(Extracted data entries)
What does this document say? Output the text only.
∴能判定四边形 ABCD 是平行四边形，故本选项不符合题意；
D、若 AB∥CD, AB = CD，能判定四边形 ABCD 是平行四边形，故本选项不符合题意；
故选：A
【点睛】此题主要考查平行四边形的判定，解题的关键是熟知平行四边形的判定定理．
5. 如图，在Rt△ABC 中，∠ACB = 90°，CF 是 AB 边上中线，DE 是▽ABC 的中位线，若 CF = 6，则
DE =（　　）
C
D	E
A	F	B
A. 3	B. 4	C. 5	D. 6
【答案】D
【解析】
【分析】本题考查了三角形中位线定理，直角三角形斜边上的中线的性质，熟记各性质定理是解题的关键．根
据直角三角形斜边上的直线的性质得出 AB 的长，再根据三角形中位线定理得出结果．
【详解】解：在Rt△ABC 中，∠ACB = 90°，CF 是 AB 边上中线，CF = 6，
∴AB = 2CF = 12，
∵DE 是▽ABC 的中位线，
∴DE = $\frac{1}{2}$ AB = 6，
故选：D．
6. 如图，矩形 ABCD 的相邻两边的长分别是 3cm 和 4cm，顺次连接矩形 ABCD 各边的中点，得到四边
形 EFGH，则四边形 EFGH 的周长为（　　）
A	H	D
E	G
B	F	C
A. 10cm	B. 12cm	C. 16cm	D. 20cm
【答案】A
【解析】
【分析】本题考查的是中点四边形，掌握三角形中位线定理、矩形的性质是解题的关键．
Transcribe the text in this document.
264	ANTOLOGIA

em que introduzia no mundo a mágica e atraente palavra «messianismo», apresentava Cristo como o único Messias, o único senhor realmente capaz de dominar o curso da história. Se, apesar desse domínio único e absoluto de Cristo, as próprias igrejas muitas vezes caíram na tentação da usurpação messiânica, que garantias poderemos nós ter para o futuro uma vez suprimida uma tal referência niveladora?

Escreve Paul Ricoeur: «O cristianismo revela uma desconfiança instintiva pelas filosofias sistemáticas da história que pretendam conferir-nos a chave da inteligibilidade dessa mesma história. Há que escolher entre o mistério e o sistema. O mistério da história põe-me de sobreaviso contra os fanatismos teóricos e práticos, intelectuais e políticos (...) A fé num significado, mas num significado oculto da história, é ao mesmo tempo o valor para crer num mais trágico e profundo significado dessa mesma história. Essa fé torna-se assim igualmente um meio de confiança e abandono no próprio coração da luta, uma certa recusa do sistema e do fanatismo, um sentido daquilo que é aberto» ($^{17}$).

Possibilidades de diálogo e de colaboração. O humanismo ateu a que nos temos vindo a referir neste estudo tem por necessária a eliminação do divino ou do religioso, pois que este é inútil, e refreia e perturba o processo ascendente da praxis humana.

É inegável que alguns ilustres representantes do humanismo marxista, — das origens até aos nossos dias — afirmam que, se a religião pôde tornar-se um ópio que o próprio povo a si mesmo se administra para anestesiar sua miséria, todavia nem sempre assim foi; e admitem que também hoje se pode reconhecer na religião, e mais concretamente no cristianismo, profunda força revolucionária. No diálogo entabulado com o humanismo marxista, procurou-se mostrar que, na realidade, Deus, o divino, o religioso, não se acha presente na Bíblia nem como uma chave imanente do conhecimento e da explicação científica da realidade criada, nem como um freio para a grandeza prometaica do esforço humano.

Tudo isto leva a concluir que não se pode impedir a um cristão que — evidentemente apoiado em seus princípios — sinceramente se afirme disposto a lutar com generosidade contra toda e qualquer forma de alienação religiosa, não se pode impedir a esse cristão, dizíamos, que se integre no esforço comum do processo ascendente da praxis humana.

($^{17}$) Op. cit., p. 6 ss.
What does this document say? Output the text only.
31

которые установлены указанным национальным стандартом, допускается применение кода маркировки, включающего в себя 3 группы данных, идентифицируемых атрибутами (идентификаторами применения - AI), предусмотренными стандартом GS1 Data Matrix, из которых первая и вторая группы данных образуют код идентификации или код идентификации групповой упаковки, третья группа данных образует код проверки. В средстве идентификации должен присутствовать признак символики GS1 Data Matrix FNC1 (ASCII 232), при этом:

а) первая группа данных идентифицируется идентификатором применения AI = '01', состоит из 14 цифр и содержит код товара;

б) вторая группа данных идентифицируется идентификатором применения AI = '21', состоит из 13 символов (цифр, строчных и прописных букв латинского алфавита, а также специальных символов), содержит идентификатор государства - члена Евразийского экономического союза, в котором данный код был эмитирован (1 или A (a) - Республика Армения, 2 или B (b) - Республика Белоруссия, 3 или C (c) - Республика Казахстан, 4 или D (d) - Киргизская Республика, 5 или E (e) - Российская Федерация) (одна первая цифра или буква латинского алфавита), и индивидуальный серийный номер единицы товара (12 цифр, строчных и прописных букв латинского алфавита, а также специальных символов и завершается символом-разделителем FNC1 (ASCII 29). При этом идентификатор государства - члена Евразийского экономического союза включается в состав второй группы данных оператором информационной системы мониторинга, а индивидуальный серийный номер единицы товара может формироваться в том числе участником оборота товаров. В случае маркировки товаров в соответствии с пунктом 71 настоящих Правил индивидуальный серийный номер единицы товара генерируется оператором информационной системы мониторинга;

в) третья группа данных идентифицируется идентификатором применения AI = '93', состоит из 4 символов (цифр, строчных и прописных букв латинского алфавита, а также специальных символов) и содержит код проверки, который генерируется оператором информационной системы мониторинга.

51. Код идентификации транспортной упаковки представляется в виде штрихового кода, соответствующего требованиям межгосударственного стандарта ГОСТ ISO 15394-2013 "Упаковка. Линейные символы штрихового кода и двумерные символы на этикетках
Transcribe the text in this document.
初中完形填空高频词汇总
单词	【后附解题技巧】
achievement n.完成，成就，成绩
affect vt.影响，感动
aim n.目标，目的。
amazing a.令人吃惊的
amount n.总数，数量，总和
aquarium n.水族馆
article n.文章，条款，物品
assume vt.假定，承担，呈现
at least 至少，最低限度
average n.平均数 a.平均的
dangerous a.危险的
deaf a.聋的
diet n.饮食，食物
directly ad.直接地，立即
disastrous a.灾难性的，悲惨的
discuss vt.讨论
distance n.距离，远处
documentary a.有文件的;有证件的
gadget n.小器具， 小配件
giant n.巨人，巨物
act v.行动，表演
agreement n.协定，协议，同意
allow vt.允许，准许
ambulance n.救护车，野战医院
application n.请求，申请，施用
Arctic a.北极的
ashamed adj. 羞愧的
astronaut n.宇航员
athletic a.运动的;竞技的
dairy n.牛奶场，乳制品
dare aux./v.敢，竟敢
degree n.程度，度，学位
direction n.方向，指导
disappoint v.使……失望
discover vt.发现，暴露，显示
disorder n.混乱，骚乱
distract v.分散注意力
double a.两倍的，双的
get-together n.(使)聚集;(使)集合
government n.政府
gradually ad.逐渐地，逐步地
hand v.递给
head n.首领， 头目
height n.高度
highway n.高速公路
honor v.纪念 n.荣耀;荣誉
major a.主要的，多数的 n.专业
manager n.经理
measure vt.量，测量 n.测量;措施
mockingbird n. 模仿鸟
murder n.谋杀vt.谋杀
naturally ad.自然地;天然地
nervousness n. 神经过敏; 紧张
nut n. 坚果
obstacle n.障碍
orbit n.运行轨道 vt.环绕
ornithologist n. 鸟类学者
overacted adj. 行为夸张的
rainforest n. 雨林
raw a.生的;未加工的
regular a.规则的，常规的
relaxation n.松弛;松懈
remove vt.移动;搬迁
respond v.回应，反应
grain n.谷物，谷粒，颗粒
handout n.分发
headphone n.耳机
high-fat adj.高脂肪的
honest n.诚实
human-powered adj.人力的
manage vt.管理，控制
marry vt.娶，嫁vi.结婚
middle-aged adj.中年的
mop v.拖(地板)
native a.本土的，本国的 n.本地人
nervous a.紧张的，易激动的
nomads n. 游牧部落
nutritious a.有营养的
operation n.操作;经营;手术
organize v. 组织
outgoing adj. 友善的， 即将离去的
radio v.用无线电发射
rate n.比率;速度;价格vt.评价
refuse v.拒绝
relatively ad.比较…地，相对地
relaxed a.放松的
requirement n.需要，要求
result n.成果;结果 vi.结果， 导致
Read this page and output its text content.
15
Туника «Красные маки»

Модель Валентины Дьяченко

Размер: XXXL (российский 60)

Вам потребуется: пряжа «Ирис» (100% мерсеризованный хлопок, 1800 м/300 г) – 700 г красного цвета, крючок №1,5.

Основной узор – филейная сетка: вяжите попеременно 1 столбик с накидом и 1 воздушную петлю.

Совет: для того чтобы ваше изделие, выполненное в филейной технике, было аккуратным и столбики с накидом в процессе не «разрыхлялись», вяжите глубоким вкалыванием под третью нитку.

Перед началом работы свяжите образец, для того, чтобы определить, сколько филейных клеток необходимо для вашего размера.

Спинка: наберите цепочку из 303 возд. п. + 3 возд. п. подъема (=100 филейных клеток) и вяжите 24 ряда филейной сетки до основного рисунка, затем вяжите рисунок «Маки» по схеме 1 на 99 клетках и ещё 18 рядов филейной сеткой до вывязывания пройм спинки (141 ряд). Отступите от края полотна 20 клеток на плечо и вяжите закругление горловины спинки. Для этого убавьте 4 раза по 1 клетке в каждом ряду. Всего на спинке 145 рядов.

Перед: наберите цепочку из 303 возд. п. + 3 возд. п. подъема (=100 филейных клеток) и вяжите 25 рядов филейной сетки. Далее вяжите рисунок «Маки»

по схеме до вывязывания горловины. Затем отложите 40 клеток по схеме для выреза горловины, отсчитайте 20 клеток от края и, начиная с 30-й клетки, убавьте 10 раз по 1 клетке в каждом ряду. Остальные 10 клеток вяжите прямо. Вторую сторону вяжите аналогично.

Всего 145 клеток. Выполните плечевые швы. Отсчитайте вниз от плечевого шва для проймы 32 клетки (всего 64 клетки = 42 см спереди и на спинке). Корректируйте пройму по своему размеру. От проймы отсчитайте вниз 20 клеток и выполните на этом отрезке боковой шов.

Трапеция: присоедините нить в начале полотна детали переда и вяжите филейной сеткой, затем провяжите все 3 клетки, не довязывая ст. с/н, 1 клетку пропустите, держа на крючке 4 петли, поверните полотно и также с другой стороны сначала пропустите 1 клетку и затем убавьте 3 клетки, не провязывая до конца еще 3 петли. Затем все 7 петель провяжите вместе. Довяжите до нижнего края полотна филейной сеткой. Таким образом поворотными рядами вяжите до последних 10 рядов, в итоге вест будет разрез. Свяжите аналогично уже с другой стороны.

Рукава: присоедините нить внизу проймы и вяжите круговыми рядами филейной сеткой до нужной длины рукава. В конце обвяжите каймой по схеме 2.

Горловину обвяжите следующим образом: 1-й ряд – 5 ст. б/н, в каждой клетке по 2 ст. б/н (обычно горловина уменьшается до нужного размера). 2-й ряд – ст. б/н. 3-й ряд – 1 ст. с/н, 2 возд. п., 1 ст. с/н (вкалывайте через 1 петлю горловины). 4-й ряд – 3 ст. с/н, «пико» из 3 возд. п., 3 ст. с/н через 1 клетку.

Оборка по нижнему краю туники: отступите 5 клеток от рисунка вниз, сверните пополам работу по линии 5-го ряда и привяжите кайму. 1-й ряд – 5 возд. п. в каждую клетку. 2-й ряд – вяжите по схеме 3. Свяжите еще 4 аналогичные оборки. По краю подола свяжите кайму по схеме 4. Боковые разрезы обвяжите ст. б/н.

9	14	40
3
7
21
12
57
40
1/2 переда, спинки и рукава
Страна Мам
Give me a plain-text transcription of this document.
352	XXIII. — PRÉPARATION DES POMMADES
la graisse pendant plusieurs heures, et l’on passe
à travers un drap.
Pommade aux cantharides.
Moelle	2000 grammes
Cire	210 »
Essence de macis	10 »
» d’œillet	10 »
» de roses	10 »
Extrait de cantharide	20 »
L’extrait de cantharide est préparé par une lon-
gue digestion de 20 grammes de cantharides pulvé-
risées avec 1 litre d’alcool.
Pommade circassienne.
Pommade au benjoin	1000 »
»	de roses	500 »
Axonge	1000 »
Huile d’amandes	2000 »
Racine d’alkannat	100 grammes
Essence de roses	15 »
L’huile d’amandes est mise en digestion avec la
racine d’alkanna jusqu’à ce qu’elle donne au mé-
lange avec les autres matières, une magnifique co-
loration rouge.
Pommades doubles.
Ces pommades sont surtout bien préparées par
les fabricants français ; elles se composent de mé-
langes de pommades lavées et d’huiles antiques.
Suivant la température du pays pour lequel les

— WRITTEN PROBLEM —
Give the count of lines in the records that contain "Essence", and no other text.

— WORKED ANSWER —
2